TASK GOAL: Extend the forum thread about whether Mvmt watches are worth the price, picking up right after its final line.

QUOTED PASSAGE:
* begin *
# Are Mvmt watches worth the price?



## Twn (Jul 1, 2016)

I have recently been looking at a Mvmt watch to buy. However, my greatest concern with the watch is the quality. I have looked at a couple reviews but I don't completely trust them since the reviewers could be getting paid by the company. Also, some of the comments are referring to the bad quality watches and how they are overpriced.

I am currently stuck whether I should buy the watch. Would this be a good first watch? Or should I get a more practical watch? For me the Mvmt watches are the only watches that I find that look good aesthetically.

Would you be able to give me your opinions?

Thanks,

Twn


----------



## Guest (Jul 4, 2016)

Twn said:


> I have recently been looking at a Mvmt watch to buy. However, my greatest concern with the watch is the quality. I have looked at a couple reviews but I don't completely trust them since the reviewers could be getting paid by the company. Also, some of the comments are referring to the bad quality watches and how they are overpriced.
> 
> I am currently stuck whether I should buy the watch. Would this be a good first watch? Or should I get a more practical watch? For me the Mvmt watches are the only watches that I find that look good aesthetically.
> 
> ...
* end *
GIVEN INFORMATION:
* begin *
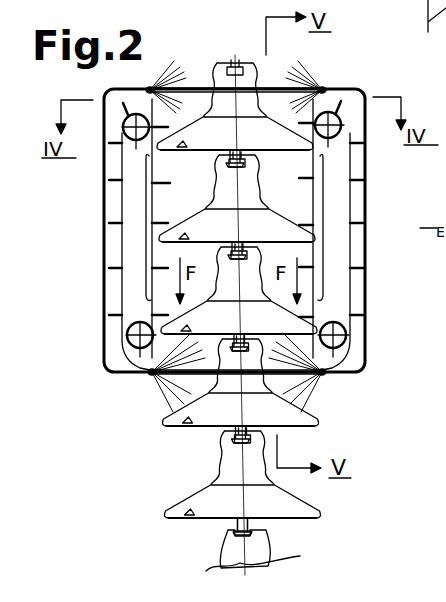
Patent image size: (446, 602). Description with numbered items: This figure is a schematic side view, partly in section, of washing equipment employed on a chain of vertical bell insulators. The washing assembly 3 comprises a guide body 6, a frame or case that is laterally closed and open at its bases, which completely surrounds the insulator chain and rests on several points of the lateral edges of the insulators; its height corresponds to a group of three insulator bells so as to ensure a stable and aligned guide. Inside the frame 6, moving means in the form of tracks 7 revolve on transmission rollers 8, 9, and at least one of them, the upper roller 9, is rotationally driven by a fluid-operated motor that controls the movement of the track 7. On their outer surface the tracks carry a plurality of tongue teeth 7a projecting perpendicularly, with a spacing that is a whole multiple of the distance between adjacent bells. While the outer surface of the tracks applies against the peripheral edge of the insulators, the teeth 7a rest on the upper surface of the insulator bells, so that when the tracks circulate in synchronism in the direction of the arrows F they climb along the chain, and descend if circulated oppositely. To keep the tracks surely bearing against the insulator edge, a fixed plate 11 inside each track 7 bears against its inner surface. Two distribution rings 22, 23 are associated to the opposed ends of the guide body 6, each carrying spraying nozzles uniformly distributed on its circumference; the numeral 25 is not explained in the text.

The washing assembly 3 is at (98, 301).
The guide body 6 is at (108, 330).
The track 7 is at (120, 250).
The tongue teeth 7a is at (163, 188).
The transmission roller 8 is at (132, 350).
The upper roller 9 is at (134, 141).
The fixed plate 11 is at (120, 268).
The distribution ring 22 is at (162, 395).
The distribution ring 23 is at (186, 90).
The insulator string 25 is at (250, 328).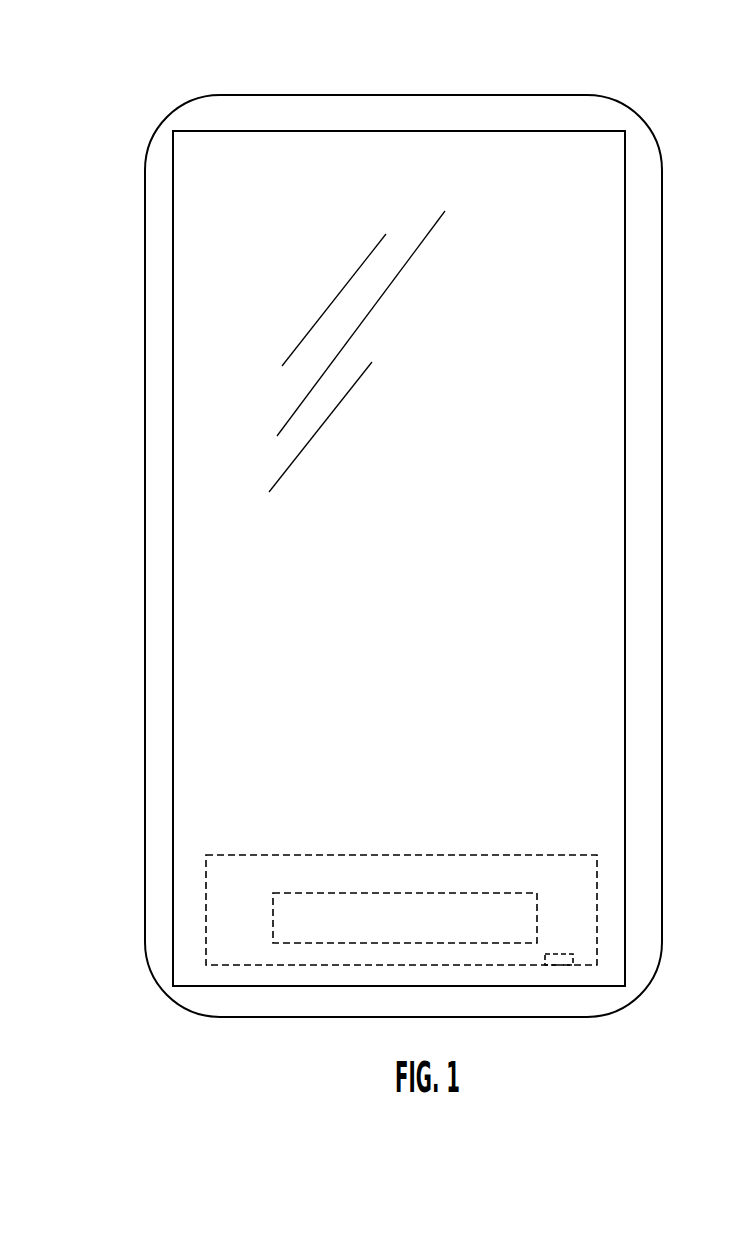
* end *
ANSWER FOR THIS EXERCISE:
 which watch? if you list a few you like then you may get opinions if some members own them or similar


----------



## WRENCH (Jun 20, 2016)

If you're meaning these,

http://www.mvmtwatches.com/?utm_content=not_purchased&gclid=CKP81eqs2s0CFVIaGwodnW4EpA

They are a fashion watch, if that's what you want.


----------



## Guest (Jul 4, 2016)

ahh is that them? i wouldn't touch them with someone else's bargepole tied to someone else's bargepole, but thats just me


----------



## handlehall (Aug 7, 2009)

For me the Mvmt watches are the only watches that I find that look good aesthetically

answered your own question there really.

you're hardly going to break the bank for one so if it turns out to be sh*t just chalk let down to experience

personally I'm with Bruce on this one


----------



## SBryantgb (Jul 2, 2015)

Bruce said:


> ahh is that them? i wouldn't touch them with someone else's bargepole tied to someone else's bargepole, but thats just me


 and thus was born the bargepole rating system. :thumbsup:

I would give them two bargepoles :yes:


----------



## Guest (Jul 4, 2016)

SBryantgb said:


> and thus was born the bargepole rating system. :thumbsup:
> 
> I would give them two bargepoles :yes:


 :laugh:


----------



## mach 0.0013137 (Jan 10, 2005)

SBryantgb said:


> and thus was born the bargepole rating system. :thumbsup:
> 
> I would give them two bargepoles :yes:


 So you quite like them? :biggrin:

Personally, I`d give them three bargepoles & then only on the understanding that someone else would be wielding them :laugh:


----------



## SBryantgb (Jul 2, 2015)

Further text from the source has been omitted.